EXERCISE PASSAGE »
::::
Methods: Thirty-eight patients with gastric cancer (31 with adenocarcinoma and 7 with signet ring cell carcinoma) were recruited for this study. All of the participants underwent ⁶⁸Ga-FAPI-04 and ¹⁸F-FDG imaging by positron emission tomography (PET)/computed tomography (CT) or PET/magnetic resonance (MR). The results were interpreted by two experienced nuclear medicine physicians, and the maximum standardized uptake value (SUV_max) was calculated.

Results: For the detection of primary gastric cancer, the sensitivities of ⁶⁸Ga-FAPI-04 PET and ¹⁸F-FDG PET were 100% (38/38) and 81.6% (31/38), respectively. Four cases of adenocarcinoma and three cases of signet ring cell carcinoma were missed by ¹⁸F-FDG PET. The SUV_max of ⁶⁸Ga-FAPI-04 in tumors greater than 4 cm (11.0 ± 4.5) was higher than tumors less than 4 cm (4.5 ± 3.2) (P = 0.0015). The SUV_max of ⁶⁸Ga-FAPI-04 was higher in T2-4 tumors (9.7 ± 4.4) than in T1 tumors (3.1 ± 1.5) (P = 0.0002). For the detection of metastatic lesions, the sensitivities of ⁶⁸Ga-FAPI-04 PET and ¹⁸F-FDG PET in 10 patients with regional lymph node metastasis and distant metastasis were 6/10 and 5/10, respectively.
::::
PROVIDED MATERIAL »
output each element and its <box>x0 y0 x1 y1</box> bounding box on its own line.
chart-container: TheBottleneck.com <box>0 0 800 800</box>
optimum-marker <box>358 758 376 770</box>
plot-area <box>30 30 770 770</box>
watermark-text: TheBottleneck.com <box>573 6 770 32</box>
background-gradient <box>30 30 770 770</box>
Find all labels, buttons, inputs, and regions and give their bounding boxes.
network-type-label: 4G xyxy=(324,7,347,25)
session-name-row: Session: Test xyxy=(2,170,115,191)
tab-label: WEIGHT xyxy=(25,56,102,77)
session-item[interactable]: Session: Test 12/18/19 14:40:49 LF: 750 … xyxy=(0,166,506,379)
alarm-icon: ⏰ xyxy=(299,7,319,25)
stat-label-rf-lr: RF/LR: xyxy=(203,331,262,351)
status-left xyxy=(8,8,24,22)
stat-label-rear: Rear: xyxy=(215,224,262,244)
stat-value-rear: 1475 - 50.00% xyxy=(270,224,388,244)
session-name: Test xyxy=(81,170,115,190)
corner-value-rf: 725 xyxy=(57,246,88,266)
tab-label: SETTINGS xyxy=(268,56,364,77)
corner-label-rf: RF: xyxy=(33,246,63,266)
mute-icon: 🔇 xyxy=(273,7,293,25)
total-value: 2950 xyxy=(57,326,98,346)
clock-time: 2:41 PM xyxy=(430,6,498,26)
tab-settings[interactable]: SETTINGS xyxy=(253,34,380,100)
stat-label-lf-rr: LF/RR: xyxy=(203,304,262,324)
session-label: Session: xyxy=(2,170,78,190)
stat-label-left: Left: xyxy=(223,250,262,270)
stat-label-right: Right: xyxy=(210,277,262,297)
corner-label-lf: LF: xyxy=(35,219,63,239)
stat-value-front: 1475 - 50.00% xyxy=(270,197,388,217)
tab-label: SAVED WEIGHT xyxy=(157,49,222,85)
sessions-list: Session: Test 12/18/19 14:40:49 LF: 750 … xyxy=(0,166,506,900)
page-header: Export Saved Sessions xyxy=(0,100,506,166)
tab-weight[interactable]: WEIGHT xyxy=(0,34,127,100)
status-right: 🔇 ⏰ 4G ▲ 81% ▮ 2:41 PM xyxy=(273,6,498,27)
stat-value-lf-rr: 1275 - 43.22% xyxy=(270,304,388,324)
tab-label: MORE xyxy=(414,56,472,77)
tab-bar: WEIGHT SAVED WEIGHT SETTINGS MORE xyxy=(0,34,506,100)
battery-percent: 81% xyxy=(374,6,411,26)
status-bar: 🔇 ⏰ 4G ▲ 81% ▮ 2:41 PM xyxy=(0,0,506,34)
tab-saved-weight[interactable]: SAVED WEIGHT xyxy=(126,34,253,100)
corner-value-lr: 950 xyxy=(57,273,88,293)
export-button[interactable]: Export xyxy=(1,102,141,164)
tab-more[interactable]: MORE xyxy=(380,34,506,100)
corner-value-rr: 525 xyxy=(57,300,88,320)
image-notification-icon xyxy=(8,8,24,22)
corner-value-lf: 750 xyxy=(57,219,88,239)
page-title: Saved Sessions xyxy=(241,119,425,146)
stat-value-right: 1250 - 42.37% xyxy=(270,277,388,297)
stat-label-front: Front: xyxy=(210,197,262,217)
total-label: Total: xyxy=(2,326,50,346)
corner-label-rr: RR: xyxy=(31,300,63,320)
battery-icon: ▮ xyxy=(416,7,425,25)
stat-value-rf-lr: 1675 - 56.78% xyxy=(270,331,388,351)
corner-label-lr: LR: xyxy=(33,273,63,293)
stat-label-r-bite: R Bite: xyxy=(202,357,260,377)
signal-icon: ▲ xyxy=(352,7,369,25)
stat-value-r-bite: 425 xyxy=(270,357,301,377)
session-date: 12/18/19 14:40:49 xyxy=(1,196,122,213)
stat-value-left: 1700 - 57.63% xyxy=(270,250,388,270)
::::
REQUIRED WORK »
1. Print the part of the gastric cancer passage that begins at the words "Methods: Thirty-eight patients" and ends after the words "(SUV_max) was calculated.".
2. State whether each statement agrees with the gastric cancer passage, answering yes or no and quoting the deciding words: (a) seven of the patients had signet ring cell carcinoma; (b) ¹⁸F-FDG PET detected every primary gastric cancer; (c) three physicians interpreted the results.

ANSWERS IN ORDER »
1.
Methods: Thirty-eight patients with gastric cancer (31 with adenocarcinoma and 7 with signet ring cell carcinoma) were recruited for this study. All of the participants underwent ⁶⁸Ga-FAPI-04 and ¹⁸F-FDG imaging by positron emission tomography (PET)/computed tomography (CT) or PET/magnetic resonance (MR). The results were interpreted by two experienced nuclear medicine physicians, and the maximum standardized uptake value (SUV_max) was calculated.

2.
(a) Yes: "31 with adenocarcinoma and 7 with signet ring cell carcinoma"
(b) No: "the sensitivities of ⁶⁸Ga-FAPI-04 PET and ¹⁸F-FDG PET were 100% (38/38) and 81.6% (31/38), respectively"
(c) No: "interpreted by two experienced nuclear medicine physicians"